Collected data entries:
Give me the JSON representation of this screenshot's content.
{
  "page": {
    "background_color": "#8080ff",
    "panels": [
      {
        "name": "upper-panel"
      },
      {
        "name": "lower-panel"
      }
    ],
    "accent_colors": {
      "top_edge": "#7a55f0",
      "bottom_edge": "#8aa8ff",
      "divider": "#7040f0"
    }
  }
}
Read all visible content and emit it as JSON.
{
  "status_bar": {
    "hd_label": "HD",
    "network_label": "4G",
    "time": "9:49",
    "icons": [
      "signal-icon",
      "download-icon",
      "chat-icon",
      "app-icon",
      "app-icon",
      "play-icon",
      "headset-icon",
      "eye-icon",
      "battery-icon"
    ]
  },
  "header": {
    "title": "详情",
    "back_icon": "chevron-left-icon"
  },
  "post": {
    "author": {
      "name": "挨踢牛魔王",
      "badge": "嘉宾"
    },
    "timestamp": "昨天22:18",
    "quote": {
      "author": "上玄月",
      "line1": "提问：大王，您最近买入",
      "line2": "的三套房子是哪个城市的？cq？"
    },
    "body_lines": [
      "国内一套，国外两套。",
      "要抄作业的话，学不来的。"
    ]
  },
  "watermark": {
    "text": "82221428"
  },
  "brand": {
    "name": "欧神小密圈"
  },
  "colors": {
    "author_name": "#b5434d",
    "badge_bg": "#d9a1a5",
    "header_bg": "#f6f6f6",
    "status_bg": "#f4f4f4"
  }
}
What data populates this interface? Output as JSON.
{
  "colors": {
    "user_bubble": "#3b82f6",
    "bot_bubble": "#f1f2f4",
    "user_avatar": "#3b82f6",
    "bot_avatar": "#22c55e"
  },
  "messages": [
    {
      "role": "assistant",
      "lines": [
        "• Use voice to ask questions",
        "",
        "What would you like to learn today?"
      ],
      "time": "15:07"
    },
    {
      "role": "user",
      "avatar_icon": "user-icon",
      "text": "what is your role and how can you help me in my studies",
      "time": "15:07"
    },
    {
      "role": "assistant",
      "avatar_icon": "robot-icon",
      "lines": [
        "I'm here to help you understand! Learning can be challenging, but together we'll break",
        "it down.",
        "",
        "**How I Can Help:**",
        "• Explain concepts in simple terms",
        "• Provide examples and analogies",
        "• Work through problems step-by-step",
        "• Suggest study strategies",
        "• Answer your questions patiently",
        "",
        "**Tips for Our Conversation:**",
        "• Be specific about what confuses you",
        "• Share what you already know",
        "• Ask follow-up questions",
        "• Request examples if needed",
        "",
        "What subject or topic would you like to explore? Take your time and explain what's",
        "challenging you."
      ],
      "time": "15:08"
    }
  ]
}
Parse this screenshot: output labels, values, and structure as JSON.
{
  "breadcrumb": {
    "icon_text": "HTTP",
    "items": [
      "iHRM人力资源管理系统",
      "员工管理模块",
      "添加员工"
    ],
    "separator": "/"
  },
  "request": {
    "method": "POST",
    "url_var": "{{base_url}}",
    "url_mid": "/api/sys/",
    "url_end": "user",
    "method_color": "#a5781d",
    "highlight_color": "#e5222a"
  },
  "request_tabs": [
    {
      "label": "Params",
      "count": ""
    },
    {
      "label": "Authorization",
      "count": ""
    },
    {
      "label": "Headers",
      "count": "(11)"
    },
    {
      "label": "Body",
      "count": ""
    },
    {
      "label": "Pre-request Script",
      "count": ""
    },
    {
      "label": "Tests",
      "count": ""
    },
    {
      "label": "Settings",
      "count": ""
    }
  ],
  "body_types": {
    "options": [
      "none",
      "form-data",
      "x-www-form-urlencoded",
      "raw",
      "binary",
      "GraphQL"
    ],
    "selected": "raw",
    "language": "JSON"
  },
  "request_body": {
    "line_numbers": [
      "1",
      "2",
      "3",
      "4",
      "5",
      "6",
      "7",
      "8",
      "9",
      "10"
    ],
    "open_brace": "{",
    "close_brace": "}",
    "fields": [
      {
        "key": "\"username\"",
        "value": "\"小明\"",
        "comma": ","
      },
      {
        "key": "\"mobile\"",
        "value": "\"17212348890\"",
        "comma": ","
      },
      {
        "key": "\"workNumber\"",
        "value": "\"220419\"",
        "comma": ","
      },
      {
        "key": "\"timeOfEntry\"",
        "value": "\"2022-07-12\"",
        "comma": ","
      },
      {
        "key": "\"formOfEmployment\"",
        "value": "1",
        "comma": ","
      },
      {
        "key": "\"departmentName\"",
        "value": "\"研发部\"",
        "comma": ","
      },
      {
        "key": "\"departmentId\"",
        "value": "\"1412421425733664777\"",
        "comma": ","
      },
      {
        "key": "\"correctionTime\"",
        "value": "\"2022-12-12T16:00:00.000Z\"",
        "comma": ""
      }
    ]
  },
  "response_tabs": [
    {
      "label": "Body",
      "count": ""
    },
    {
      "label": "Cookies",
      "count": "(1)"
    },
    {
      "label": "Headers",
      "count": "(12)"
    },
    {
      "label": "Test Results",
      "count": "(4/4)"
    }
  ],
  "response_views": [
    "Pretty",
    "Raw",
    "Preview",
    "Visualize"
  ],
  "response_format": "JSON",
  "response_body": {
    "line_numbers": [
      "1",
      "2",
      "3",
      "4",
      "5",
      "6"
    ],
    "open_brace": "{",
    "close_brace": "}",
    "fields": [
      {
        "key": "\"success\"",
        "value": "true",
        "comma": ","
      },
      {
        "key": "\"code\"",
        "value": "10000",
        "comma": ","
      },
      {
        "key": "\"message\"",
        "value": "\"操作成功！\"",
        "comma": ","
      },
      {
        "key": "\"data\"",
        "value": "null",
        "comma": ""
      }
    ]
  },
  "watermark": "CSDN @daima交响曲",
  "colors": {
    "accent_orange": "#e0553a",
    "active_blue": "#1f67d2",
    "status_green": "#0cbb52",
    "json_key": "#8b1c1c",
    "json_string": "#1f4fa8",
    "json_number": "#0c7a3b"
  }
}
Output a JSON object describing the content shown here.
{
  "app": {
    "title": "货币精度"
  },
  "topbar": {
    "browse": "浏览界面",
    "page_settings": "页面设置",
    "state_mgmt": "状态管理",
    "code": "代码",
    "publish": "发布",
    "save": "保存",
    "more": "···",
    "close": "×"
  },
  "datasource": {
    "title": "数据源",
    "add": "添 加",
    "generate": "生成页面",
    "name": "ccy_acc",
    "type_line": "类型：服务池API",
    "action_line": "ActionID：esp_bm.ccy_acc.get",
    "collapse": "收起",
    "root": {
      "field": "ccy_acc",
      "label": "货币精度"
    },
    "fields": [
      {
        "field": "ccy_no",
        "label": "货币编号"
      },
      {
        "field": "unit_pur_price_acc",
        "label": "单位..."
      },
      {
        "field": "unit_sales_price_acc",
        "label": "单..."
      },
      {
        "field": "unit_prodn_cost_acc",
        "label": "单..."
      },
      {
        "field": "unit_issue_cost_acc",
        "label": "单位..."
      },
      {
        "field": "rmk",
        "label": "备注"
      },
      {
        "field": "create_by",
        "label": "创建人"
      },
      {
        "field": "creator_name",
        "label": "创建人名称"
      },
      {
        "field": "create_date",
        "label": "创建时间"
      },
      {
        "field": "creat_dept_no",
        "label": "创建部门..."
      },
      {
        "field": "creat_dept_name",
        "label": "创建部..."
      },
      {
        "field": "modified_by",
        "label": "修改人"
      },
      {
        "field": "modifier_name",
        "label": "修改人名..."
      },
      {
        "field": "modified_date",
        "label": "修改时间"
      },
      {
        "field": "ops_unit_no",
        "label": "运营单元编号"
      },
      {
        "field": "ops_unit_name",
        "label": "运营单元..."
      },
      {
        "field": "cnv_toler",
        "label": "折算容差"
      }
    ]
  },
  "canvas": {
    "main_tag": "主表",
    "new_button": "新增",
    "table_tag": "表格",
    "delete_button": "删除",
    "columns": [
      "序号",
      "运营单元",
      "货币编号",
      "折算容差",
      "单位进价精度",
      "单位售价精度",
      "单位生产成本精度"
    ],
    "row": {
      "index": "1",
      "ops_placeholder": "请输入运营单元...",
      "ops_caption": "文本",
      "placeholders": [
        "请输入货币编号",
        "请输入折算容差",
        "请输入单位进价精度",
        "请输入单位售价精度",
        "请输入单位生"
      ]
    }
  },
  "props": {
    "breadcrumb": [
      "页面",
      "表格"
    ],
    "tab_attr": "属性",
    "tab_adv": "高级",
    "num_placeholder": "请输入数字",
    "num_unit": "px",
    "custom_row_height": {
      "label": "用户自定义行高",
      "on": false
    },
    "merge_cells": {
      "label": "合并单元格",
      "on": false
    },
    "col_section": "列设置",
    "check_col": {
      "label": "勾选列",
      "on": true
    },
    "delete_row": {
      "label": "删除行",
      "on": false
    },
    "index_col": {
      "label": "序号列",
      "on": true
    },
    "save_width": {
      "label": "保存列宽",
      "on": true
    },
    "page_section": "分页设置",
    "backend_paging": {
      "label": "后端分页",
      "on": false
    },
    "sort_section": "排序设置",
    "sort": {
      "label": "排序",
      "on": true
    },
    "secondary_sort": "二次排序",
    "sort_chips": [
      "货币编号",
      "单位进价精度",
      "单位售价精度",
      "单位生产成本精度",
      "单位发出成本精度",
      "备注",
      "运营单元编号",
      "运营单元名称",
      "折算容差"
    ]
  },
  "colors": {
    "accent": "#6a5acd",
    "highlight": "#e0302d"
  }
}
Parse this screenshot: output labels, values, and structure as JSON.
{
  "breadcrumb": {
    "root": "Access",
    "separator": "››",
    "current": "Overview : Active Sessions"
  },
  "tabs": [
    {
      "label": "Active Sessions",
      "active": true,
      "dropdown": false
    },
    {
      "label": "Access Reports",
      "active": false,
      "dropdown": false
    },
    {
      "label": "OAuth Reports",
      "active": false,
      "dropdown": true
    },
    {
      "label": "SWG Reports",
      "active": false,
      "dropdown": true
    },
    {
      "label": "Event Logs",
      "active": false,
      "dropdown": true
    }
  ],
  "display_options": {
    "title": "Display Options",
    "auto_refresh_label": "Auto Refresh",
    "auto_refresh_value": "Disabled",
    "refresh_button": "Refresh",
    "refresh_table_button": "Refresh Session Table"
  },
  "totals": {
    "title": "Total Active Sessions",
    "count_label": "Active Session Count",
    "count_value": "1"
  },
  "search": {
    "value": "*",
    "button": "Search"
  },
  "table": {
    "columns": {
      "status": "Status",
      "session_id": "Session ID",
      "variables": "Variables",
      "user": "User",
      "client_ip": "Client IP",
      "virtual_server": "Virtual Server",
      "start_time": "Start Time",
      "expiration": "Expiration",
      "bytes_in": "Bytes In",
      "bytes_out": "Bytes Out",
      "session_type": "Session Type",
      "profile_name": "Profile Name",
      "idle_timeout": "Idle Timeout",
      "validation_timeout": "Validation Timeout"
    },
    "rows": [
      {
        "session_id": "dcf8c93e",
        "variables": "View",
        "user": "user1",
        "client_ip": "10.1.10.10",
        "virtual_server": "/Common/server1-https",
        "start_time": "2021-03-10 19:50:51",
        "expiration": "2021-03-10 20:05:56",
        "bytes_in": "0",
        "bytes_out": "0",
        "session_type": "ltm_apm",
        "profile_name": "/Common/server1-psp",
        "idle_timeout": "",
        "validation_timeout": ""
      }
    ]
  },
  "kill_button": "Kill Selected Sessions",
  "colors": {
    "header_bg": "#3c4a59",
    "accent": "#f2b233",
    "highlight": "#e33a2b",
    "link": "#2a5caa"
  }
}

Job: State how many lines of the records above contain "role", with no words besides the number.

Reply: 4